A redução do ICMS (Imposto Sobre a Circulação de Mercadorias e Serviços) está prevista no Projeto de Lei Complementar (PLP) aprovado pela Câmara dos Deputados, no último 25 de maio, e que agora tramita no Senado Federal. O projeto limita em 17% a alíquota de ICMS para combustíveis, gás natural, energia elétrica, comunicações e transporte coletivo, que passam a ser considerados bens e serviços essenciais. Hoje, segundo o site do Instituto Combustível Legal, a menor alíquota de ICMS da gasolina tipo C, por exemplo, é de 25%, nos estados do Acre, Amapá, Amazonas, Mato Grosso, Rio Grande do Sul, Roraima, Santa Catarina e São Paulo. A maior, de 34%, é cobrada apenas pelo estado do Rio de Janeiro, onde é esperada a única queda de preços acima de 1 real por litro.
FONTE
O ICMS é a maior fonte de receitas próprias dos estados e municípios. E a limitação em 17% para a energia e os combustíveis, pode até “quebrar” alguns estados, segundo afirmou, ao jornal O Globo, o advogado Fernando Zilveti, professor do Instituto Brasileiro de Direito Tributário (IBDT). É que, em alguns estados, a energia e os combustíveis representam 80% do ICMS recolhido. “Muitos estados não seguram essa redução porque estão comprometidos com folha de pagamento, além das despesas obrigatórias com saúde e educação. Podem até quebrar.

→ **Dados exibidos**

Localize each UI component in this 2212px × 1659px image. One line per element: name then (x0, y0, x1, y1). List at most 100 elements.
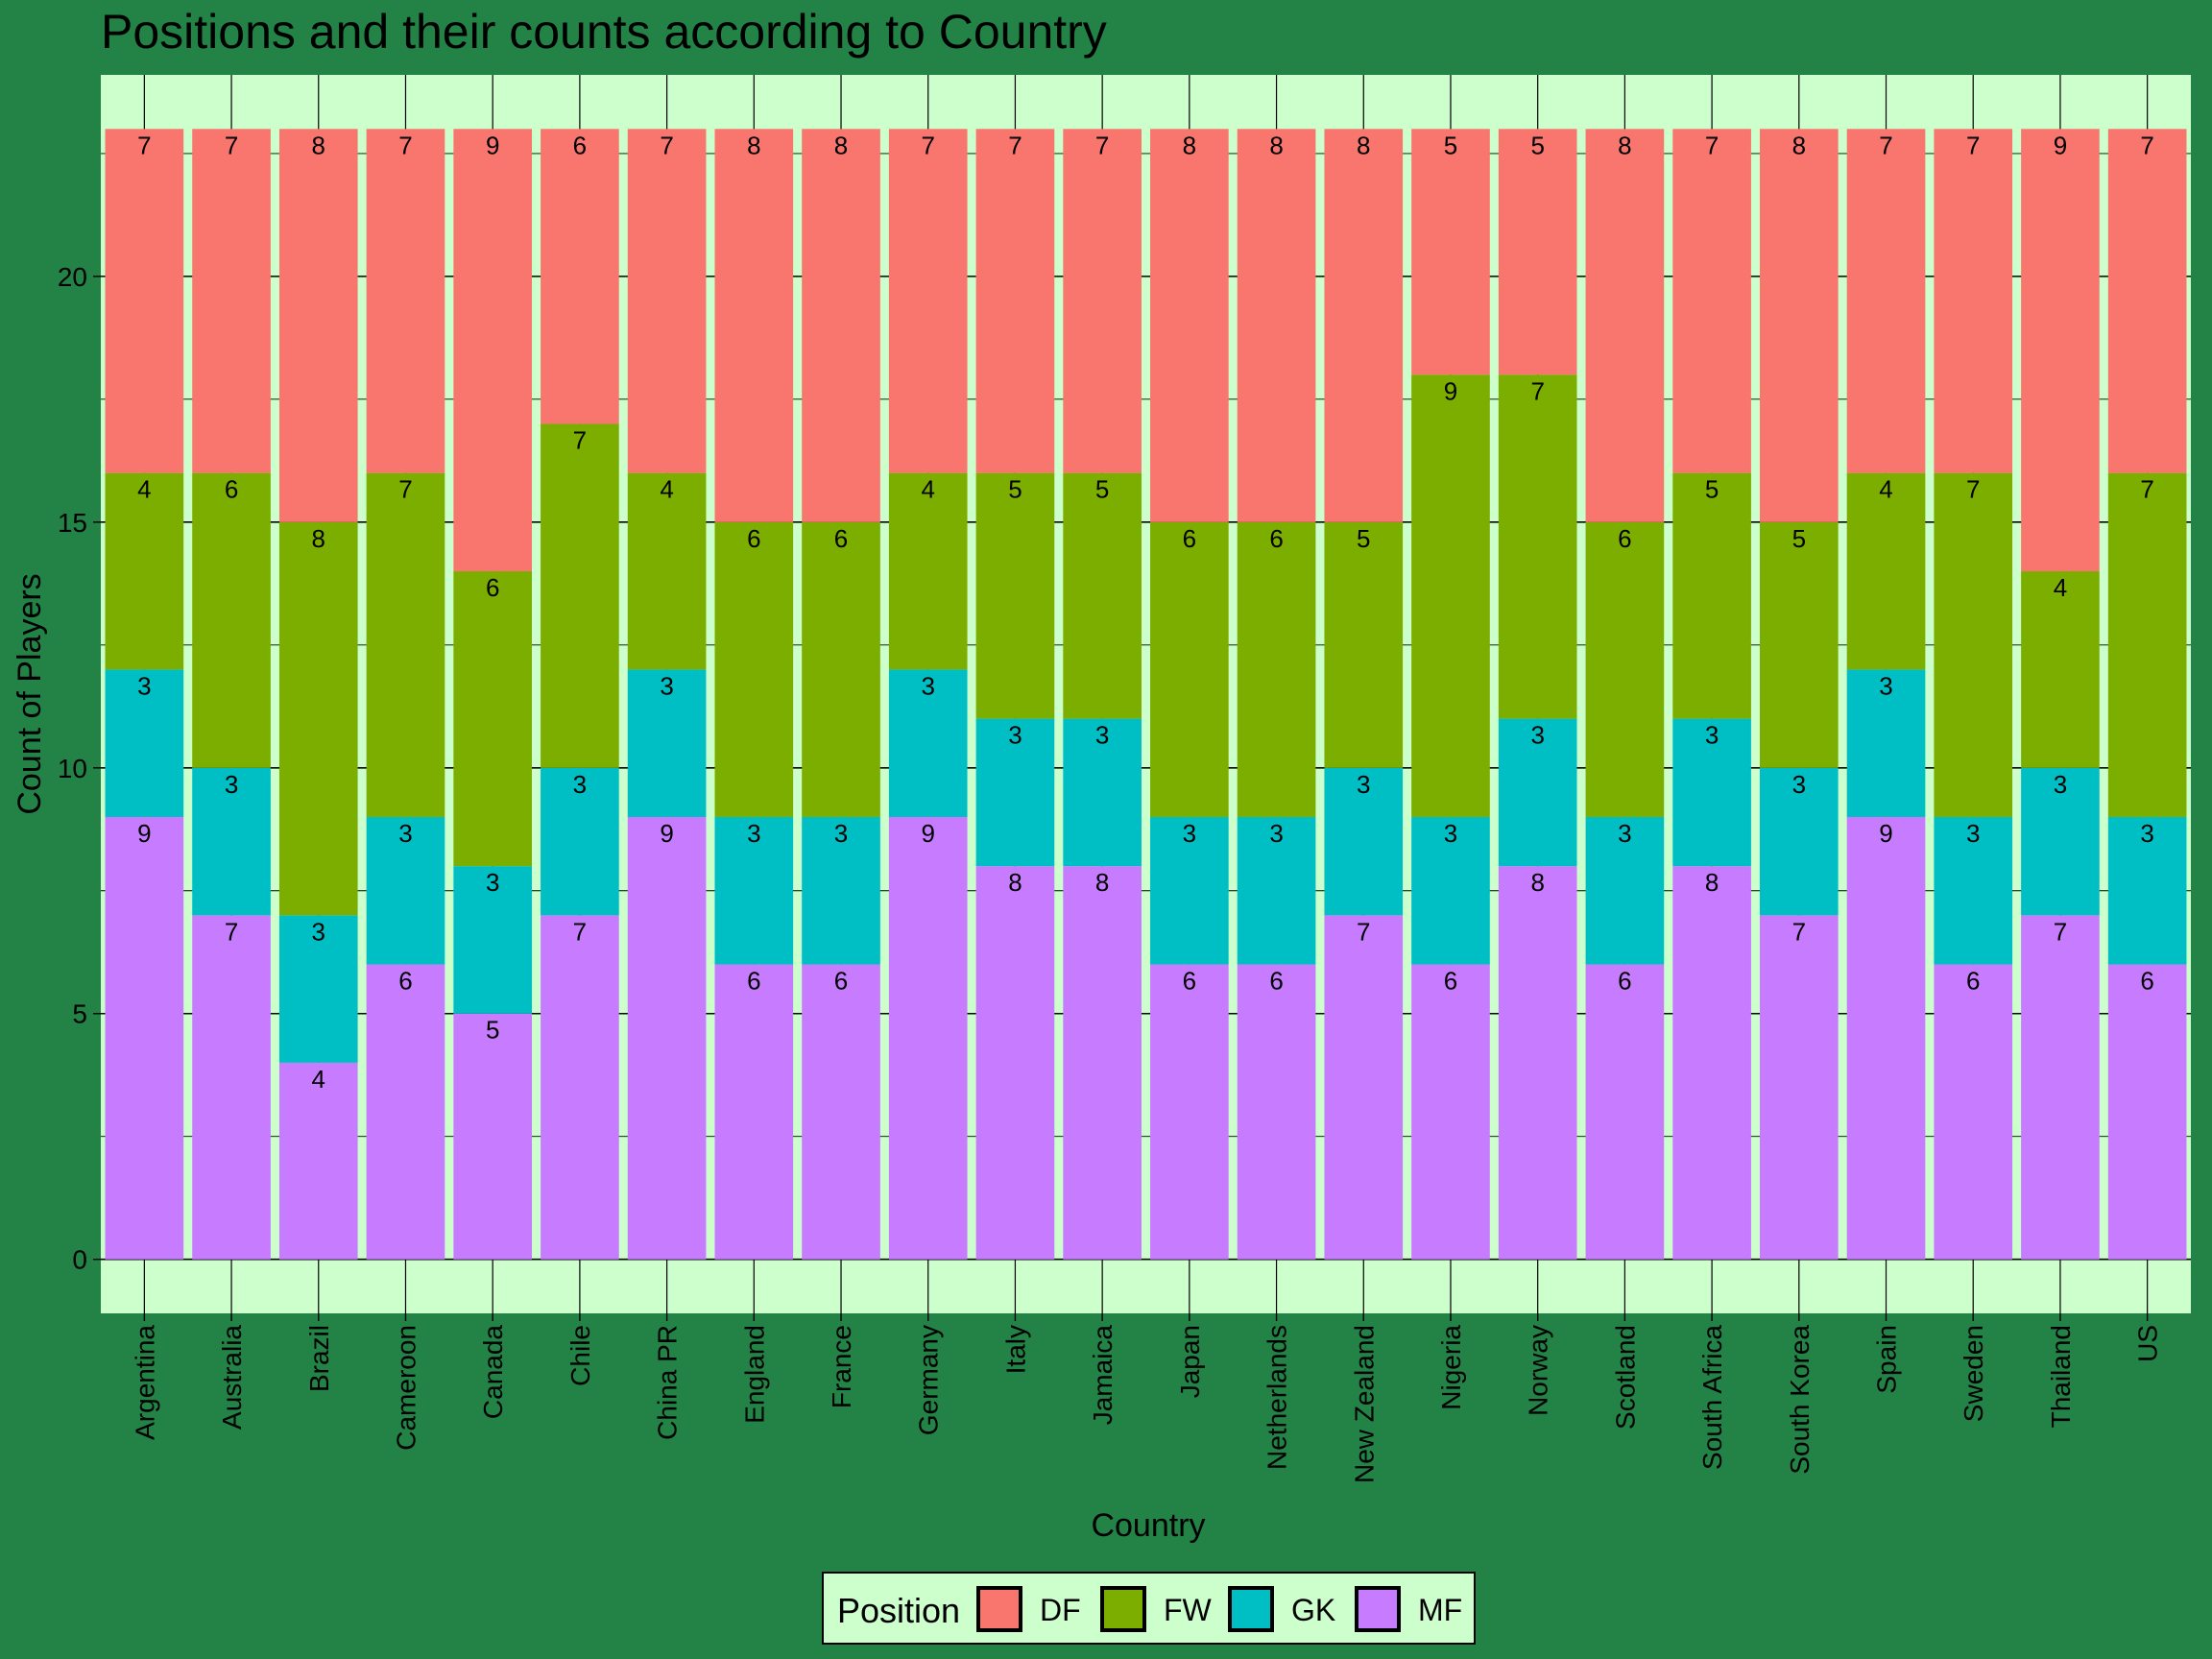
x-tick-label: Netherlands (1262, 1325, 1292, 1470)
data-label: 3 (921, 671, 934, 700)
data-label: 5 (486, 1016, 499, 1045)
bar-segment-df (1324, 129, 1404, 522)
data-label: 6 (225, 475, 238, 504)
bar-segment-df (1846, 129, 1926, 473)
bar-segment-df (278, 129, 358, 522)
bar-segment-mf (1411, 964, 1490, 1260)
data-label: 7 (1792, 917, 1806, 946)
bar-segment-mf (1324, 915, 1404, 1260)
data-label: 4 (1879, 475, 1892, 504)
data-label: 6 (1183, 524, 1196, 553)
data-label: 6 (1269, 967, 1283, 996)
data-label: 6 (1183, 967, 1196, 996)
data-label: 3 (1966, 819, 1980, 848)
data-label: 6 (747, 524, 760, 553)
bar-segment-df (105, 129, 184, 473)
data-label: 7 (1966, 131, 1980, 159)
data-label: 3 (1183, 819, 1196, 848)
bar-segment-df (1063, 129, 1142, 473)
data-labels: 9 3 4 7 7 3 6 7 4 3 8 8 6 3 7 7 5 3 6 9 7 3 7 6 9 3 4 7 6 3 6 8 6 3 6 8 9 3 4 7… (137, 131, 2154, 1094)
bar-segment-fw (1846, 472, 1926, 670)
x-tick-label: England (739, 1325, 769, 1424)
bar-segment-df (453, 129, 533, 572)
data-label: 6 (834, 967, 848, 996)
data-label: 4 (660, 475, 673, 504)
x-tick-label: Nigeria (1436, 1325, 1466, 1410)
bar-segment-gk (453, 866, 533, 1014)
data-label: 9 (137, 819, 151, 848)
data-label: 6 (747, 967, 760, 996)
bar-segment-gk (1063, 718, 1142, 867)
bar-segment-mf (192, 915, 271, 1260)
data-label: 3 (2054, 770, 2067, 799)
bar-segment-gk (1759, 767, 1839, 916)
data-label: 3 (573, 770, 587, 799)
bar-segment-df (1411, 129, 1490, 375)
bar-segment-gk (541, 767, 619, 916)
data-label: 7 (921, 131, 934, 159)
y-tick-label: 15 (58, 508, 87, 538)
bar-segment-gk (1498, 718, 1577, 867)
bar-segment-gk (1324, 767, 1404, 916)
data-label: 8 (1792, 131, 1806, 159)
bar-segment-df (714, 129, 794, 522)
data-label: 4 (2054, 573, 2067, 602)
data-label: 3 (2140, 819, 2153, 848)
data-label: 4 (137, 475, 151, 504)
bar-segment-gk (627, 669, 707, 817)
data-label: 5 (1444, 131, 1457, 159)
data-label: 7 (2140, 131, 2153, 159)
x-tick-label: Spain (1872, 1325, 1902, 1394)
bar-segment-fw (1585, 521, 1665, 817)
data-label: 5 (1792, 524, 1806, 553)
bar-segment-fw (1498, 374, 1577, 719)
bar-segment-df (1237, 129, 1316, 522)
bar-segment-df (192, 129, 271, 473)
legend-key-gk (1228, 1586, 1274, 1632)
x-tick-label: South Africa (1697, 1325, 1727, 1470)
bar-segment-fw (541, 423, 619, 768)
data-label: 6 (1966, 967, 1980, 996)
bar-segment-mf (1672, 866, 1751, 1260)
data-label: 6 (1444, 967, 1457, 996)
data-label: 8 (1530, 868, 1544, 897)
x-tick-label: US (2133, 1325, 2163, 1362)
x-tick-label: Chile (565, 1325, 595, 1386)
data-label: 7 (573, 917, 587, 946)
bar-segment-mf (1934, 964, 2013, 1260)
data-label: 3 (312, 917, 325, 946)
bar-segment-mf (2107, 964, 2187, 1260)
legend-label: GK (1291, 1593, 1335, 1627)
data-label: 8 (1618, 131, 1631, 159)
data-label: 7 (1357, 917, 1370, 946)
bar-segment-gk (1237, 816, 1316, 965)
bar-segment-mf (888, 816, 968, 1260)
data-label: 6 (1618, 524, 1631, 553)
legend-key-df (976, 1586, 1022, 1632)
data-label: 7 (225, 131, 238, 159)
bar-segment-mf (278, 1062, 358, 1260)
data-label: 7 (573, 425, 587, 454)
bar-segment-gk (105, 669, 184, 817)
data-label: 7 (225, 917, 238, 946)
bar-segment-df (975, 129, 1055, 473)
legend-label: DF (1040, 1593, 1081, 1627)
data-label: 5 (1357, 524, 1370, 553)
bar-segment-gk (2021, 767, 2100, 916)
bar-segment-mf (802, 964, 880, 1260)
bar-segment-gk (192, 767, 271, 916)
bar-segment-mf (1846, 816, 1926, 1260)
bar-segment-fw (1759, 521, 1839, 768)
bar-segment-fw (1324, 521, 1404, 768)
data-label: 5 (1705, 475, 1719, 504)
y-axis-title: Count of Players (12, 573, 48, 814)
data-label: 9 (2054, 131, 2067, 159)
data-label: 9 (1444, 376, 1457, 405)
x-tick-label: Japan (1175, 1325, 1205, 1398)
bars (105, 129, 2187, 1260)
data-label: 7 (2140, 475, 2153, 504)
y-axis: 0 5 10 15 20 (58, 262, 101, 1275)
data-label: 5 (1530, 131, 1544, 159)
data-label: 3 (1879, 671, 1892, 700)
data-label: 3 (486, 868, 499, 897)
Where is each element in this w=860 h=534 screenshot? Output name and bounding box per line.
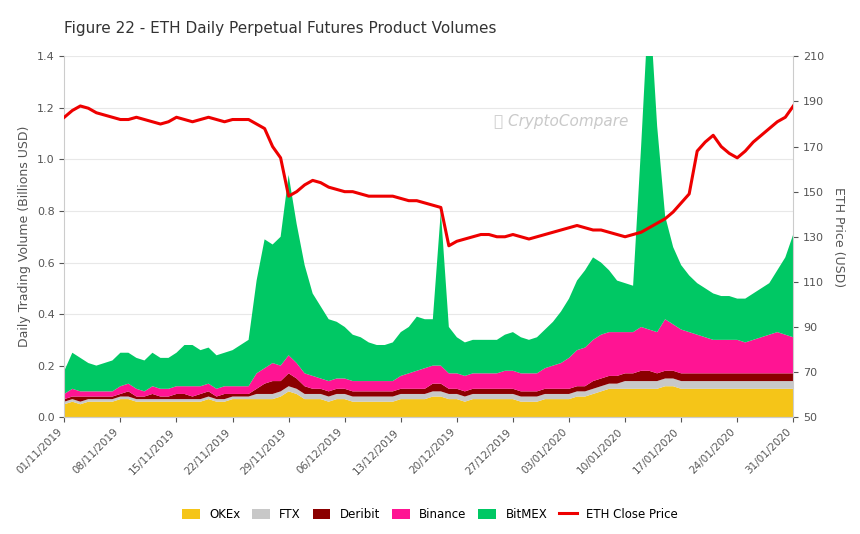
- Text: ⓘ CryptoCompare: ⓘ CryptoCompare: [494, 114, 629, 129]
- ETH Close Price: [788, 103, 798, 109]
- ETH Close Price: [652, 220, 662, 226]
- Text: Figure 22 - ETH Daily Perpetual Futures Product Volumes: Figure 22 - ETH Daily Perpetual Futures …: [64, 21, 497, 36]
- ETH Close Price: [612, 231, 623, 238]
- ETH Close Price: [75, 103, 85, 109]
- ETH Close Price: [59, 114, 70, 121]
- ETH Close Price: [684, 191, 694, 197]
- ETH Close Price: [444, 242, 454, 249]
- Y-axis label: ETH Price (USD): ETH Price (USD): [832, 187, 845, 287]
- Legend: OKEx, FTX, Deribit, Binance, BitMEX, ETH Close Price: OKEx, FTX, Deribit, Binance, BitMEX, ETH…: [177, 503, 683, 525]
- Line: ETH Close Price: ETH Close Price: [64, 106, 793, 246]
- ETH Close Price: [507, 231, 518, 238]
- ETH Close Price: [644, 224, 654, 231]
- Y-axis label: Daily Trading Volume (Billions USD): Daily Trading Volume (Billions USD): [18, 126, 31, 348]
- ETH Close Price: [660, 216, 670, 222]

→ **Detalhes da tarefa**
De acordo com o texto de origem sobre o ICMS, qual estado cobra a maior alíquota de ICMS da gasolina tipo C, e qual é essa alíquota?

→ **Resposta**
O Rio de Janeiro, com alíquota de 34%.